- _Instructions for the task_:
Tally every line of the listing where the string "Cenozoic" is found, and state the total alone.

- _Material for this task_:
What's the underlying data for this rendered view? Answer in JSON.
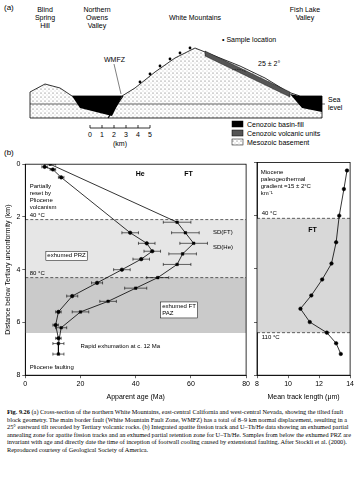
{
  "panel_a": {
    "label": "(a)",
    "places": [
      [
        "Blind",
        "Spring",
        "Hill"
      ],
      [
        "Northern",
        "Owens",
        "Valley"
      ],
      [
        "White Mountains"
      ],
      [
        "Fish Lake",
        "Valley"
      ]
    ],
    "fault": "WMFZ",
    "tilt": "25 ± 2°",
    "sample_location": "• Sample location",
    "sea_level": [
      "Sea",
      "level"
    ],
    "units": [
      "Cenozoic basin-fill",
      "Cenozoic volcanic units",
      "Mesozoic basement"
    ],
    "scale": {
      "ticks": [
        0,
        1,
        2,
        3,
        4,
        5
      ],
      "unit": "(km)"
    }
  },
  "panel_b_label": "(b)",
  "chart_data": [
    {
      "type": "line",
      "x_label": "Apparent age (Ma)",
      "y_label": "Distance below Tertiary unconformity (km)",
      "xlim": [
        0,
        80
      ],
      "xticks": [
        0,
        20,
        40,
        60,
        80
      ],
      "ylim": [
        8,
        0
      ],
      "yticks": [
        0,
        2,
        4,
        6,
        8
      ],
      "grid": false,
      "series": [
        {
          "name": "He",
          "color": "#000000",
          "marker": "circle",
          "line_style": "solid",
          "x": [
            7,
            10,
            13,
            38,
            44,
            46,
            42,
            35,
            26,
            17,
            12,
            11,
            12
          ],
          "values": [
            0.1,
            0.2,
            0.5,
            2.6,
            3.0,
            3.3,
            3.6,
            4.0,
            4.5,
            5.0,
            5.6,
            6.1,
            6.6
          ],
          "x_error": [
            1,
            1,
            1,
            3,
            3,
            3,
            3,
            3,
            2,
            2,
            1,
            1,
            1
          ]
        },
        {
          "name": "FT",
          "color": "#000000",
          "marker": "square",
          "line_style": "solid",
          "x": [
            9,
            55,
            58,
            61,
            57,
            55,
            48,
            40,
            30,
            20,
            13,
            12,
            12
          ],
          "values": [
            0.0,
            2.2,
            2.6,
            3.0,
            3.4,
            3.8,
            4.3,
            4.7,
            5.2,
            5.6,
            6.2,
            6.8,
            7.2
          ],
          "x_error": [
            2,
            5,
            5,
            5,
            5,
            5,
            4,
            4,
            3,
            3,
            2,
            2,
            2
          ]
        }
      ],
      "isotherms": [
        {
          "label": "40 °C",
          "depth": 2.1
        },
        {
          "label": "80 °C",
          "depth": 4.3
        }
      ],
      "zones": [
        {
          "label": "exhumed PRZ",
          "from": 2.1,
          "to": 4.3
        },
        {
          "label": "exhumed FT PAZ",
          "from": 4.3,
          "to": 6.4
        }
      ],
      "annotations": [
        "Partially reset by Pliocene volcanism",
        "SD(FT)",
        "SD(He)",
        "Rapid exhumation at c. 12 Ma",
        "Pliocene faulting"
      ]
    },
    {
      "type": "line",
      "x_label": "Mean track length (μm)",
      "xlim": [
        8,
        14
      ],
      "xticks": [
        8,
        10,
        12,
        14
      ],
      "ylim": [
        8,
        0
      ],
      "yticks": [
        0,
        2,
        4,
        6,
        8
      ],
      "grid": false,
      "tick_labels": "x",
      "series": [
        {
          "name": "FT",
          "color": "#000000",
          "marker": "circle",
          "line_style": "solid",
          "x": [
            13.8,
            13.6,
            13.3,
            13.1,
            12.8,
            12.2,
            11.5,
            10.8,
            11.4,
            12.5,
            13.1,
            13.4
          ],
          "values": [
            0.3,
            1.0,
            2.0,
            3.0,
            3.8,
            4.4,
            5.0,
            5.5,
            6.0,
            6.4,
            6.8,
            7.2
          ]
        }
      ],
      "isotherms": [
        {
          "label": "40 °C",
          "depth": 2.1
        },
        {
          "label": "110 °C",
          "depth": 6.4
        }
      ],
      "zones": [
        {
          "from": 2.1,
          "to": 6.4
        }
      ],
      "annotations": [
        "Miocene paleogeothermal gradient =15 ± 2°C km⁻¹"
      ]
    }
  ],
  "caption": {
    "label": "Fig. 9.26",
    "text": "(a) Cross-section of the northern White Mountains, east-central California and west-central Nevada, showing the tilted fault block geometry. The main border fault (White Mountain Fault Zone, WMFZ) has a total of 8–9 km normal displacement, resulting in a 25° eastward tilt recorded by Tertiary volcanic rocks. (b) Integrated apatite fission track and U–Th/He data showing an exhumed partial annealing zone for apatite fission tracks and an exhumed partial retention zone for U–Th/He. Samples from below the exhumed PRZ are invariant with age and directly date the time of inception of footwall cooling caused by extensional faulting. After Stockli et al. (2000). Reproduced courtesy of Geological Society of America."
  }
}
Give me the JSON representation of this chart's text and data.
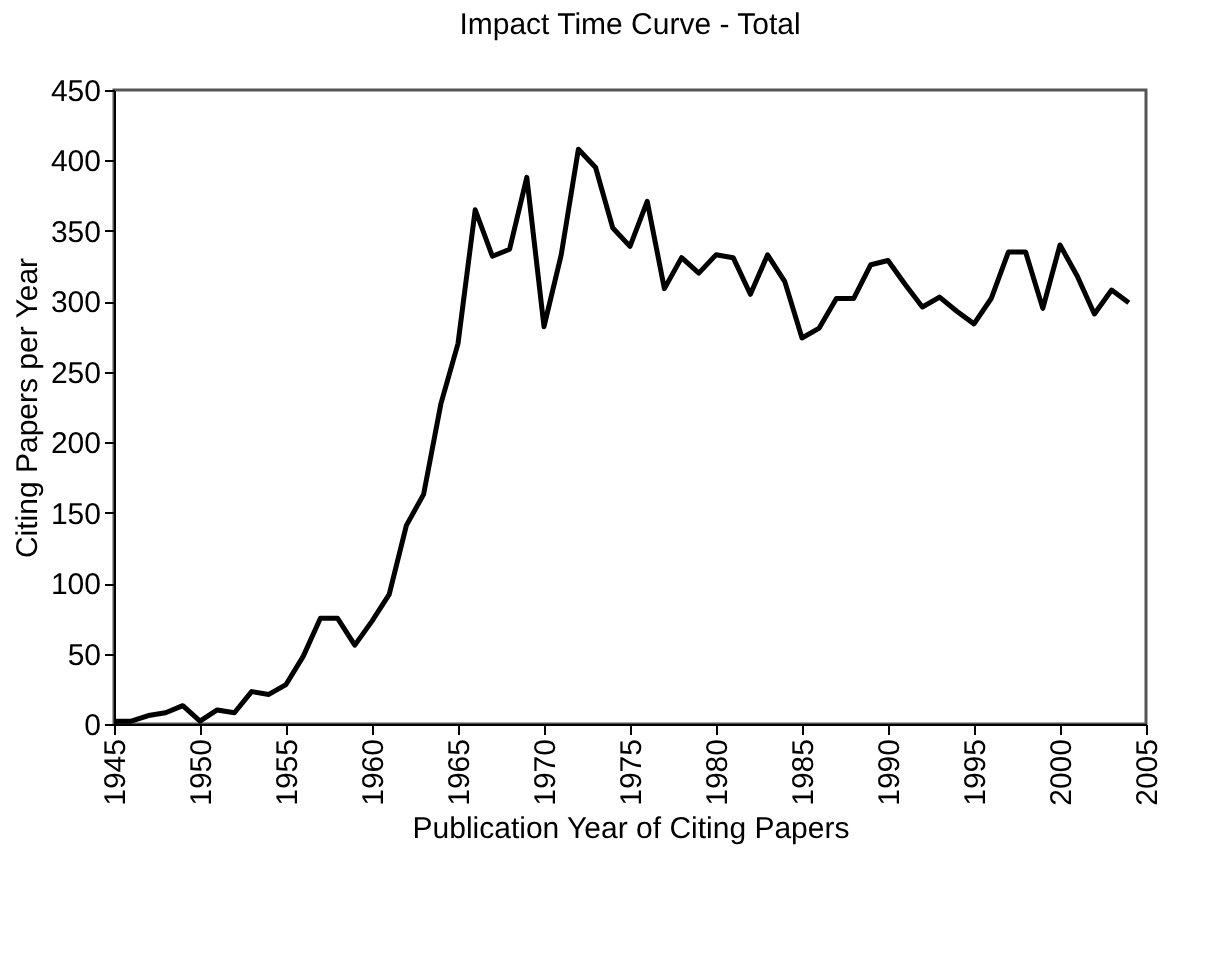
{
  "chart_data": {
    "type": "line",
    "title": "Impact Time Curve - Total",
    "xlabel": "Publication Year of Citing Papers",
    "ylabel": "Citing Papers per Year",
    "x": [
      1945,
      1946,
      1947,
      1948,
      1949,
      1950,
      1951,
      1952,
      1953,
      1954,
      1955,
      1956,
      1957,
      1958,
      1959,
      1960,
      1961,
      1962,
      1963,
      1964,
      1965,
      1966,
      1967,
      1968,
      1969,
      1970,
      1971,
      1972,
      1973,
      1974,
      1975,
      1976,
      1977,
      1978,
      1979,
      1980,
      1981,
      1982,
      1983,
      1984,
      1985,
      1986,
      1987,
      1988,
      1989,
      1990,
      1991,
      1992,
      1993,
      1994,
      1995,
      1996,
      1997,
      1998,
      1999,
      2000,
      2001,
      2002,
      2003,
      2004
    ],
    "series": [
      {
        "color": "#000000",
        "values": [
          2,
          2,
          6,
          8,
          13,
          2,
          10,
          8,
          23,
          21,
          28,
          48,
          75,
          75,
          56,
          73,
          92,
          141,
          163,
          227,
          270,
          365,
          332,
          337,
          388,
          282,
          333,
          408,
          395,
          352,
          339,
          371,
          309,
          331,
          320,
          333,
          331,
          305,
          333,
          314,
          274,
          281,
          302,
          302,
          326,
          329,
          312,
          296,
          303,
          293,
          284,
          302,
          335,
          335,
          295,
          340,
          318,
          291,
          308,
          299
        ]
      }
    ],
    "xlim": [
      1945,
      2005
    ],
    "xticks": [
      1945,
      1950,
      1955,
      1960,
      1965,
      1970,
      1975,
      1980,
      1985,
      1990,
      1995,
      2000,
      2005
    ],
    "ylim": [
      0,
      450
    ],
    "yticks": [
      0,
      50,
      100,
      150,
      200,
      250,
      300,
      350,
      400,
      450
    ],
    "grid": false,
    "legend": false,
    "marker": "none",
    "line_style": "solid"
  }
}
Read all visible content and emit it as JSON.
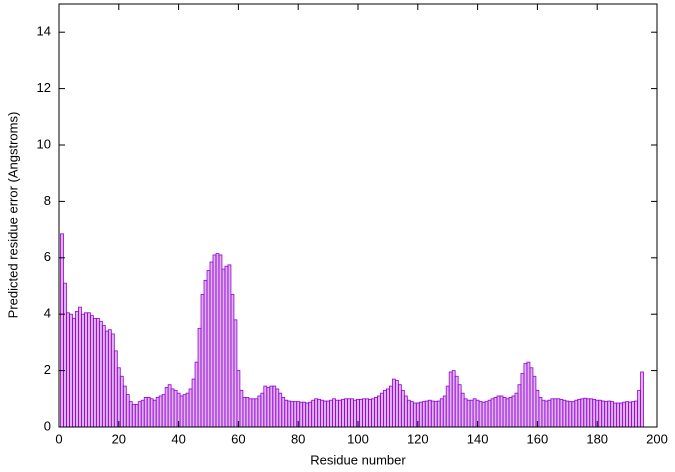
{
  "chart_data": {
    "type": "bar",
    "xlabel": "Residue number",
    "ylabel": "Predicted residue error (Angstroms)",
    "xlim": [
      0,
      200
    ],
    "xticks": [
      0,
      20,
      40,
      60,
      80,
      100,
      120,
      140,
      160,
      180,
      200
    ],
    "ylim": [
      0,
      15
    ],
    "yticks": [
      0,
      2,
      4,
      6,
      8,
      10,
      12,
      14
    ],
    "color": "#9400d3",
    "x": [
      1,
      2,
      3,
      4,
      5,
      6,
      7,
      8,
      9,
      10,
      11,
      12,
      13,
      14,
      15,
      16,
      17,
      18,
      19,
      20,
      21,
      22,
      23,
      24,
      25,
      26,
      27,
      28,
      29,
      30,
      31,
      32,
      33,
      34,
      35,
      36,
      37,
      38,
      39,
      40,
      41,
      42,
      43,
      44,
      45,
      46,
      47,
      48,
      49,
      50,
      51,
      52,
      53,
      54,
      55,
      56,
      57,
      58,
      59,
      60,
      61,
      62,
      63,
      64,
      65,
      66,
      67,
      68,
      69,
      70,
      71,
      72,
      73,
      74,
      75,
      76,
      77,
      78,
      79,
      80,
      81,
      82,
      83,
      84,
      85,
      86,
      87,
      88,
      89,
      90,
      91,
      92,
      93,
      94,
      95,
      96,
      97,
      98,
      99,
      100,
      101,
      102,
      103,
      104,
      105,
      106,
      107,
      108,
      109,
      110,
      111,
      112,
      113,
      114,
      115,
      116,
      117,
      118,
      119,
      120,
      121,
      122,
      123,
      124,
      125,
      126,
      127,
      128,
      129,
      130,
      131,
      132,
      133,
      134,
      135,
      136,
      137,
      138,
      139,
      140,
      141,
      142,
      143,
      144,
      145,
      146,
      147,
      148,
      149,
      150,
      151,
      152,
      153,
      154,
      155,
      156,
      157,
      158,
      159,
      160,
      161,
      162,
      163,
      164,
      165,
      166,
      167,
      168,
      169,
      170,
      171,
      172,
      173,
      174,
      175,
      176,
      177,
      178,
      179,
      180,
      181,
      182,
      183,
      184,
      185,
      186,
      187,
      188,
      189,
      190,
      191,
      192,
      193,
      194,
      195
    ],
    "values": [
      6.85,
      5.1,
      4.05,
      4.0,
      3.85,
      4.1,
      4.25,
      4.0,
      4.05,
      4.05,
      3.95,
      3.85,
      3.85,
      3.75,
      3.6,
      3.4,
      3.45,
      3.3,
      2.7,
      2.1,
      1.8,
      1.45,
      1.15,
      0.9,
      0.8,
      0.8,
      0.9,
      0.95,
      1.05,
      1.05,
      1.0,
      0.95,
      1.05,
      1.1,
      1.15,
      1.4,
      1.5,
      1.35,
      1.3,
      1.2,
      1.1,
      1.15,
      1.2,
      1.35,
      1.7,
      2.3,
      3.5,
      4.7,
      5.2,
      5.55,
      5.85,
      6.1,
      6.15,
      6.1,
      5.6,
      5.7,
      5.75,
      4.7,
      3.8,
      2.0,
      1.3,
      1.05,
      1.05,
      1.0,
      1.0,
      1.0,
      1.1,
      1.2,
      1.45,
      1.4,
      1.45,
      1.45,
      1.35,
      1.2,
      1.05,
      0.95,
      0.92,
      0.9,
      0.9,
      0.9,
      0.88,
      0.88,
      0.85,
      0.88,
      0.95,
      1.0,
      0.98,
      0.95,
      0.92,
      0.92,
      0.95,
      1.0,
      0.95,
      0.95,
      0.98,
      1.0,
      1.0,
      1.0,
      0.95,
      0.98,
      0.98,
      1.0,
      1.0,
      0.98,
      1.0,
      1.05,
      1.1,
      1.2,
      1.3,
      1.35,
      1.45,
      1.7,
      1.65,
      1.5,
      1.3,
      1.1,
      0.95,
      0.9,
      0.85,
      0.85,
      0.88,
      0.9,
      0.92,
      0.95,
      0.92,
      0.9,
      0.92,
      1.0,
      1.1,
      1.45,
      1.95,
      2.0,
      1.8,
      1.5,
      1.2,
      1.0,
      0.95,
      0.95,
      1.0,
      0.95,
      0.9,
      0.88,
      0.9,
      0.95,
      1.0,
      1.05,
      1.1,
      1.1,
      1.05,
      1.0,
      1.05,
      1.1,
      1.2,
      1.5,
      1.9,
      2.25,
      2.3,
      2.1,
      1.8,
      1.3,
      1.05,
      0.95,
      0.92,
      0.95,
      1.0,
      1.0,
      1.0,
      0.98,
      0.95,
      0.92,
      0.9,
      0.9,
      0.95,
      0.98,
      1.0,
      1.02,
      1.0,
      1.0,
      0.98,
      0.95,
      0.95,
      0.92,
      0.9,
      0.92,
      0.9,
      0.85,
      0.85,
      0.85,
      0.88,
      0.9,
      0.88,
      0.9,
      0.92,
      1.3,
      1.95
    ]
  }
}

- _Full output_:
2